■ **Exercise**
Restate the whole listing exactly.

■ **Provided information**
━━━━

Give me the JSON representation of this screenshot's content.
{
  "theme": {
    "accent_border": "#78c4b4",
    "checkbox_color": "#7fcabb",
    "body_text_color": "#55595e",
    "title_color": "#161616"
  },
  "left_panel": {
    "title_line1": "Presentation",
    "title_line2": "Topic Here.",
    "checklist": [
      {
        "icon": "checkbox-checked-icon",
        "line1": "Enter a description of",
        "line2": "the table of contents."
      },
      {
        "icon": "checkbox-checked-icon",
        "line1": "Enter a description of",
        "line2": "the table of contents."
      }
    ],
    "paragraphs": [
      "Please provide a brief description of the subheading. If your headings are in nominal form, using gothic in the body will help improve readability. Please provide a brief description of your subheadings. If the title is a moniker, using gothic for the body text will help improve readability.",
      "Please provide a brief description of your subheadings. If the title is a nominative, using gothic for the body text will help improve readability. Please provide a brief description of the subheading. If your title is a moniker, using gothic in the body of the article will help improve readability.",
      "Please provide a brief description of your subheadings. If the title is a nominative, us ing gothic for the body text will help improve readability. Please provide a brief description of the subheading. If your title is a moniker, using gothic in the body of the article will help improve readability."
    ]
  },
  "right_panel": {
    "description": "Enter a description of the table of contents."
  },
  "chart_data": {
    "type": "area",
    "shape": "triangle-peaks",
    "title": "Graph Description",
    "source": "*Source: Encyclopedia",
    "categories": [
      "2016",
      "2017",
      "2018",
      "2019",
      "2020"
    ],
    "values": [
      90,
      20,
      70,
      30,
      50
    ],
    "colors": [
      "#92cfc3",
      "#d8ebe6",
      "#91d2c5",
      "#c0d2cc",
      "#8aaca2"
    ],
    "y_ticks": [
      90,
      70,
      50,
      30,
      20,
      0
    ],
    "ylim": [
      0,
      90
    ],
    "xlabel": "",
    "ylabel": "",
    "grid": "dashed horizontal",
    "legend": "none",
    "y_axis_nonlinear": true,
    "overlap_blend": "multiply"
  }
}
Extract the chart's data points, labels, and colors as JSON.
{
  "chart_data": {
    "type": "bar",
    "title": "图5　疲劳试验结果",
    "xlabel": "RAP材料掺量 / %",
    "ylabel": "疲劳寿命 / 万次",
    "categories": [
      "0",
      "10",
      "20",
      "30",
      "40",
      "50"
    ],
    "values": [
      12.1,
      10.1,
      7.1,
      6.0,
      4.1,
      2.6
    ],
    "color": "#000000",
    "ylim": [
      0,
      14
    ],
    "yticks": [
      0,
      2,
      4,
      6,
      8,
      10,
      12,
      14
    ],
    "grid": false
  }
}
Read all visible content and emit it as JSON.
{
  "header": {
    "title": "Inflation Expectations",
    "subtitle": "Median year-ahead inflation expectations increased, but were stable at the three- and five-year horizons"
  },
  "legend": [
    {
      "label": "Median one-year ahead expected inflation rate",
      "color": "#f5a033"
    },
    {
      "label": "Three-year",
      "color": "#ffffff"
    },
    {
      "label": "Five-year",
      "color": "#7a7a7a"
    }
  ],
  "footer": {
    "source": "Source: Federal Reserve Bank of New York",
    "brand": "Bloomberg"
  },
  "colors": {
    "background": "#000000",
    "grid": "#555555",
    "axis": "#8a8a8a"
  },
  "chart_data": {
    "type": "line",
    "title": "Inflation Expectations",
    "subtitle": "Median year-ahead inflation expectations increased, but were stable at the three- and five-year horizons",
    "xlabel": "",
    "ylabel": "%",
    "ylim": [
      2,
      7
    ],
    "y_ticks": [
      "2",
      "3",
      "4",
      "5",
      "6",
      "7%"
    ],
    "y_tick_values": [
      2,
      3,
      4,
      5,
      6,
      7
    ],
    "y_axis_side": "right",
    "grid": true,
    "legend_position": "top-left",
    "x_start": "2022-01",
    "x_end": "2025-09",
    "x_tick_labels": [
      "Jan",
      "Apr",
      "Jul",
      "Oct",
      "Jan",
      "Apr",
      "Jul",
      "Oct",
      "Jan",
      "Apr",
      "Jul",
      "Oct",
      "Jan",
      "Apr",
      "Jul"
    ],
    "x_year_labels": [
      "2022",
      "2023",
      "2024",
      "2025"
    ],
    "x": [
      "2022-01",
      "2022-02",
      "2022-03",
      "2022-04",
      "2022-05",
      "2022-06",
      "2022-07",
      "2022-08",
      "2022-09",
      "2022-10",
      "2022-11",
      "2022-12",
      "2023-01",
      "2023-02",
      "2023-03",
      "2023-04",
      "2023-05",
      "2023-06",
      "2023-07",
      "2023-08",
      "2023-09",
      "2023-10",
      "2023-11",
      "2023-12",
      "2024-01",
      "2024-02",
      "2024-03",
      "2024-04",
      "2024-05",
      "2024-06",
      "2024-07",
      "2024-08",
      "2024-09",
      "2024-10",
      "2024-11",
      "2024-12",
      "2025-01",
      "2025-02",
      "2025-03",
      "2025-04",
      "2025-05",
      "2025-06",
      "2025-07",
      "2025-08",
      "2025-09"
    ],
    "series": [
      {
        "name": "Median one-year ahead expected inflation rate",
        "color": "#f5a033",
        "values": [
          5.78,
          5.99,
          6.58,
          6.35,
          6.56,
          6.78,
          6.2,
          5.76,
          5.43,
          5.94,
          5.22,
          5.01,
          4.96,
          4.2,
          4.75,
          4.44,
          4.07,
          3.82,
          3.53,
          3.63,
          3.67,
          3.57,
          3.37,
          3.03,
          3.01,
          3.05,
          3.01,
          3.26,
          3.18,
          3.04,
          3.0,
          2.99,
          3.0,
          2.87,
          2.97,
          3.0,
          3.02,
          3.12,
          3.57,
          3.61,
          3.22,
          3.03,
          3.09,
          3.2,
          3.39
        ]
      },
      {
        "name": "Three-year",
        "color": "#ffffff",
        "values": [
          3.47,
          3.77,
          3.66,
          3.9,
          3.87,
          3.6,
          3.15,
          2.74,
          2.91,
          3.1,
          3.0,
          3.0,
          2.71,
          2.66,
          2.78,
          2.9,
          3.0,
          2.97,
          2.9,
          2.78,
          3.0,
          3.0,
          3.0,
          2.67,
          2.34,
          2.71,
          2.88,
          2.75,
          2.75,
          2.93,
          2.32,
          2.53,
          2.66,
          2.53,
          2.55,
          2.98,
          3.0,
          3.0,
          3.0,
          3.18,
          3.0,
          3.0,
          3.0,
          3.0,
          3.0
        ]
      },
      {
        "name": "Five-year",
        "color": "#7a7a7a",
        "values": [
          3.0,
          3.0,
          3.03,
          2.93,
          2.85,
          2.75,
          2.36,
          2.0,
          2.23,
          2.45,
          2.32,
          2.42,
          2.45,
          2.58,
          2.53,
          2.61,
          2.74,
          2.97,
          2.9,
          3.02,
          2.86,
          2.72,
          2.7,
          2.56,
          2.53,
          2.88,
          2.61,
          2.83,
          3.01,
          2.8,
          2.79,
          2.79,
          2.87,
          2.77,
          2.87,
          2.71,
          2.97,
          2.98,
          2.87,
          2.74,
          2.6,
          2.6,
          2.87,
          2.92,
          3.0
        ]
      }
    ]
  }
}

━━━━

■ **Written answer**
Give me the JSON representation of this screenshot's content.
{
  "theme": {
    "accent_border": "#78c4b4",
    "checkbox_color": "#7fcabb",
    "body_text_color": "#55595e",
    "title_color": "#161616"
  },
  "left_panel": {
    "title_line1": "Presentation",
    "title_line2": "Topic Here.",
    "checklist": [
      {
        "icon": "checkbox-checked-icon",
        "line1": "Enter a description of",
        "line2": "the table of contents."
      },
      {
        "icon": "checkbox-checked-icon",
        "line1": "Enter a description of",
        "line2": "the table of contents."
      }
    ],
    "paragraphs": [
      "Please provide a brief description of the subheading. If your headings are in nominal form, using gothic in the body will help improve readability. Please provide a brief description of your subheadings. If the title is a moniker, using gothic for the body text will help improve readability.",
      "Please provide a brief description of your subheadings. If the title is a nominative, using gothic for the body text will help improve readability. Please provide a brief description of the subheading. If your title is a moniker, using gothic in the body of the article will help improve readability.",
      "Please provide a brief description of your subheadings. If the title is a nominative, us ing gothic for the body text will help improve readability. Please provide a brief description of the subheading. If your title is a moniker, using gothic in the body of the article will help improve readability."
    ]
  },
  "right_panel": {
    "description": "Enter a description of the table of contents."
  },
  "chart_data": {
    "type": "area",
    "shape": "triangle-peaks",
    "title": "Graph Description",
    "source": "*Source: Encyclopedia",
    "categories": [
      "2016",
      "2017",
      "2018",
      "2019",
      "2020"
    ],
    "values": [
      90,
      20,
      70,
      30,
      50
    ],
    "colors": [
      "#92cfc3",
      "#d8ebe6",
      "#91d2c5",
      "#c0d2cc",
      "#8aaca2"
    ],
    "y_ticks": [
      90,
      70,
      50,
      30,
      20,
      0
    ],
    "ylim": [
      0,
      90
    ],
    "xlabel": "",
    "ylabel": "",
    "grid": "dashed horizontal",
    "legend": "none",
    "y_axis_nonlinear": true,
    "overlap_blend": "multiply"
  }
}
Extract the chart's data points, labels, and colors as JSON.
{
  "chart_data": {
    "type": "bar",
    "title": "图5　疲劳试验结果",
    "xlabel": "RAP材料掺量 / %",
    "ylabel": "疲劳寿命 / 万次",
    "categories": [
      "0",
      "10",
      "20",
      "30",
      "40",
      "50"
    ],
    "values": [
      12.1,
      10.1,
      7.1,
      6.0,
      4.1,
      2.6
    ],
    "color": "#000000",
    "ylim": [
      0,
      14
    ],
    "yticks": [
      0,
      2,
      4,
      6,
      8,
      10,
      12,
      14
    ],
    "grid": false
  }
}
Read all visible content and emit it as JSON.
{
  "header": {
    "title": "Inflation Expectations",
    "subtitle": "Median year-ahead inflation expectations increased, but were stable at the three- and five-year horizons"
  },
  "legend": [
    {
      "label": "Median one-year ahead expected inflation rate",
      "color": "#f5a033"
    },
    {
      "label": "Three-year",
      "color": "#ffffff"
    },
    {
      "label": "Five-year",
      "color": "#7a7a7a"
    }
  ],
  "footer": {
    "source": "Source: Federal Reserve Bank of New York",
    "brand": "Bloomberg"
  },
  "colors": {
    "background": "#000000",
    "grid": "#555555",
    "axis": "#8a8a8a"
  },
  "chart_data": {
    "type": "line",
    "title": "Inflation Expectations",
    "subtitle": "Median year-ahead inflation expectations increased, but were stable at the three- and five-year horizons",
    "xlabel": "",
    "ylabel": "%",
    "ylim": [
      2,
      7
    ],
    "y_ticks": [
      "2",
      "3",
      "4",
      "5",
      "6",
      "7%"
    ],
    "y_tick_values": [
      2,
      3,
      4,
      5,
      6,
      7
    ],
    "y_axis_side": "right",
    "grid": true,
    "legend_position": "top-left",
    "x_start": "2022-01",
    "x_end": "2025-09",
    "x_tick_labels": [
      "Jan",
      "Apr",
      "Jul",
      "Oct",
      "Jan",
      "Apr",
      "Jul",
      "Oct",
      "Jan",
      "Apr",
      "Jul",
      "Oct",
      "Jan",
      "Apr",
      "Jul"
    ],
    "x_year_labels": [
      "2022",
      "2023",
      "2024",
      "2025"
    ],
    "x": [
      "2022-01",
      "2022-02",
      "2022-03",
      "2022-04",
      "2022-05",
      "2022-06",
      "2022-07",
      "2022-08",
      "2022-09",
      "2022-10",
      "2022-11",
      "2022-12",
      "2023-01",
      "2023-02",
      "2023-03",
      "2023-04",
      "2023-05",
      "2023-06",
      "2023-07",
      "2023-08",
      "2023-09",
      "2023-10",
      "2023-11",
      "2023-12",
      "2024-01",
      "2024-02",
      "2024-03",
      "2024-04",
      "2024-05",
      "2024-06",
      "2024-07",
      "2024-08",
      "2024-09",
      "2024-10",
      "2024-11",
      "2024-12",
      "2025-01",
      "2025-02",
      "2025-03",
      "2025-04",
      "2025-05",
      "2025-06",
      "2025-07",
      "2025-08",
      "2025-09"
    ],
    "series": [
      {
        "name": "Median one-year ahead expected inflation rate",
        "color": "#f5a033",
        "values": [
          5.78,
          5.99,
          6.58,
          6.35,
          6.56,
          6.78,
          6.2,
          5.76,
          5.43,
          5.94,
          5.22,
          5.01,
          4.96,
          4.2,
          4.75,
          4.44,
          4.07,
          3.82,
          3.53,
          3.63,
          3.67,
          3.57,
          3.37,
          3.03,
          3.01,
          3.05,
          3.01,
          3.26,
          3.18,
          3.04,
          3.0,
          2.99,
          3.0,
          2.87,
          2.97,
          3.0,
          3.02,
          3.12,
          3.57,
          3.61,
          3.22,
          3.03,
          3.09,
          3.2,
          3.39
        ]
      },
      {
        "name": "Three-year",
        "color": "#ffffff",
        "values": [
          3.47,
          3.77,
          3.66,
          3.9,
          3.87,
          3.6,
          3.15,
          2.74,
          2.91,
          3.1,
          3.0,
          3.0,
          2.71,
          2.66,
          2.78,
          2.9,
          3.0,
          2.97,
          2.9,
          2.78,
          3.0,
          3.0,
          3.0,
          2.67,
          2.34,
          2.71,
          2.88,
          2.75,
          2.75,
          2.93,
          2.32,
          2.53,
          2.66,
          2.53,
          2.55,
          2.98,
          3.0,
          3.0,
          3.0,
          3.18,
          3.0,
          3.0,
          3.0,
          3.0,
          3.0
        ]
      },
      {
        "name": "Five-year",
        "color": "#7a7a7a",
        "values": [
          3.0,
          3.0,
          3.03,
          2.93,
          2.85,
          2.75,
          2.36,
          2.0,
          2.23,
          2.45,
          2.32,
          2.42,
          2.45,
          2.58,
          2.53,
          2.61,
          2.74,
          2.97,
          2.9,
          3.02,
          2.86,
          2.72,
          2.7,
          2.56,
          2.53,
          2.88,
          2.61,
          2.83,
          3.01,
          2.8,
          2.79,
          2.79,
          2.87,
          2.77,
          2.87,
          2.71,
          2.97,
          2.98,
          2.87,
          2.74,
          2.6,
          2.6,
          2.87,
          2.92,
          3.0
        ]
      }
    ]
  }
}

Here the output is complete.